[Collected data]
--------------------

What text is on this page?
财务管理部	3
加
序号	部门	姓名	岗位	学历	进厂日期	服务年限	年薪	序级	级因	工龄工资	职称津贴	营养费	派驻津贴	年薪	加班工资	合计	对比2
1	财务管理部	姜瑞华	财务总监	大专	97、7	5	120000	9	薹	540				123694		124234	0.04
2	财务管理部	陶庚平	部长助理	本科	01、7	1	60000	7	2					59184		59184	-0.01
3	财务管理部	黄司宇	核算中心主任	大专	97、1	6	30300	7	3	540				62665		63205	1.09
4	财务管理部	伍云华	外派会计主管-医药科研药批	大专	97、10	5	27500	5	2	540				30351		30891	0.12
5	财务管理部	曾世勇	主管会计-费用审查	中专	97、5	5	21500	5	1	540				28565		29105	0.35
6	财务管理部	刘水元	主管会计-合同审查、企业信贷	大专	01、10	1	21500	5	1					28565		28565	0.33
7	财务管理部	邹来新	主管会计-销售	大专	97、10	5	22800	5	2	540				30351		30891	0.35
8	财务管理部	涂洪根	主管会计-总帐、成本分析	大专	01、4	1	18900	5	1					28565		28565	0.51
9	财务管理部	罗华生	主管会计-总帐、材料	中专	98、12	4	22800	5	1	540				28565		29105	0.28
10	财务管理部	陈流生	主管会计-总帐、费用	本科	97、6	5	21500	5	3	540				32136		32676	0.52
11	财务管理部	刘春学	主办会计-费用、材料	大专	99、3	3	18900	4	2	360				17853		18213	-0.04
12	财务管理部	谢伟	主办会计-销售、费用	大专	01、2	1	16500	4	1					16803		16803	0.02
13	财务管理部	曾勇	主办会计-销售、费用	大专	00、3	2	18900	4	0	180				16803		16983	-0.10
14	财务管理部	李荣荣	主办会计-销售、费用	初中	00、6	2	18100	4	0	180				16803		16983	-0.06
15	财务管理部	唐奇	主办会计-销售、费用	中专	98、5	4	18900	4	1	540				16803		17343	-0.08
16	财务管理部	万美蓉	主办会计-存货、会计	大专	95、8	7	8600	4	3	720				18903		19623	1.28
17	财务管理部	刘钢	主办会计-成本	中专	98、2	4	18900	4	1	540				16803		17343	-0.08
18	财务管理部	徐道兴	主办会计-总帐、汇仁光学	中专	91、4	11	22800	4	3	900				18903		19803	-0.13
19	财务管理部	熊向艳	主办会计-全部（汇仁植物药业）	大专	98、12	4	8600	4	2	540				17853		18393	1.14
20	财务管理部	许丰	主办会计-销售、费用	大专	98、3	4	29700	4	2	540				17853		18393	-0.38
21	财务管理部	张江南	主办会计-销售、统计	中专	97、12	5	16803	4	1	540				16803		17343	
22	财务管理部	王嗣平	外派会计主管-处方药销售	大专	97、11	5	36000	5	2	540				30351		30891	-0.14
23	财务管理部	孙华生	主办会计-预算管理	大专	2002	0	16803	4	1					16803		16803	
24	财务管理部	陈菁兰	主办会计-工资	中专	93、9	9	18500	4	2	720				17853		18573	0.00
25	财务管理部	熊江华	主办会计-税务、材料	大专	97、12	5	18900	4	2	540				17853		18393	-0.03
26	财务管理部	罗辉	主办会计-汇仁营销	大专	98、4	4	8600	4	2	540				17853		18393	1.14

--------------------

• DO THIS:
Repeat the material above in full, quoting it exactly.

• RESPONSE:
What text is on this page?
财务管理部	3
加
序号	部门	姓名	岗位	学历	进厂日期	服务年限	年薪	序级	级因	工龄工资	职称津贴	营养费	派驻津贴	年薪	加班工资	合计	对比2
1	财务管理部	姜瑞华	财务总监	大专	97、7	5	120000	9	薹	540				123694		124234	0.04
2	财务管理部	陶庚平	部长助理	本科	01、7	1	60000	7	2					59184		59184	-0.01
3	财务管理部	黄司宇	核算中心主任	大专	97、1	6	30300	7	3	540				62665		63205	1.09
4	财务管理部	伍云华	外派会计主管-医药科研药批	大专	97、10	5	27500	5	2	540				30351		30891	0.12
5	财务管理部	曾世勇	主管会计-费用审查	中专	97、5	5	21500	5	1	540				28565		29105	0.35
6	财务管理部	刘水元	主管会计-合同审查、企业信贷	大专	01、10	1	21500	5	1					28565		28565	0.33
7	财务管理部	邹来新	主管会计-销售	大专	97、10	5	22800	5	2	540				30351		30891	0.35
8	财务管理部	涂洪根	主管会计-总帐、成本分析	大专	01、4	1	18900	5	1					28565		28565	0.51
9	财务管理部	罗华生	主管会计-总帐、材料	中专	98、12	4	22800	5	1	540				28565		29105	0.28
10	财务管理部	陈流生	主管会计-总帐、费用	本科	97、6	5	21500	5	3	540				32136		32676	0.52
11	财务管理部	刘春学	主办会计-费用、材料	大专	99、3	3	18900	4	2	360				17853		18213	-0.04
12	财务管理部	谢伟	主办会计-销售、费用	大专	01、2	1	16500	4	1					16803		16803	0.02
13	财务管理部	曾勇	主办会计-销售、费用	大专	00、3	2	18900	4	0	180				16803		16983	-0.10
14	财务管理部	李荣荣	主办会计-销售、费用	初中	00、6	2	18100	4	0	180				16803		16983	-0.06
15	财务管理部	唐奇	主办会计-销售、费用	中专	98、5	4	18900	4	1	540				16803		17343	-0.08
16	财务管理部	万美蓉	主办会计-存货、会计	大专	95、8	7	8600	4	3	720				18903		19623	1.28
17	财务管理部	刘钢	主办会计-成本	中专	98、2	4	18900	4	1	540				16803		17343	-0.08
18	财务管理部	徐道兴	主办会计-总帐、汇仁光学	中专	91、4	11	22800	4	3	900				18903		19803	-0.13
19	财务管理部	熊向艳	主办会计-全部（汇仁植物药业）	大专	98、12	4	8600	4	2	540				17853		18393	1.14
20	财务管理部	许丰	主办会计-销售、费用	大专	98、3	4	29700	4	2	540				17853		18393	-0.38
21	财务管理部	张江南	主办会计-销售、统计	中专	97、12	5	16803	4	1	540				16803		17343	
22	财务管理部	王嗣平	外派会计主管-处方药销售	大专	97、11	5	36000	5	2	540				30351		30891	-0.14
23	财务管理部	孙华生	主办会计-预算管理	大专	2002	0	16803	4	1					16803		16803	
24	财务管理部	陈菁兰	主办会计-工资	中专	93、9	9	18500	4	2	720				17853		18573	0.00
25	财务管理部	熊江华	主办会计-税务、材料	大专	97、12	5	18900	4	2	540				17853		18393	-0.03
26	财务管理部	罗辉	主办会计-汇仁营销	大专	98、4	4	8600	4	2	540				17853		18393	1.14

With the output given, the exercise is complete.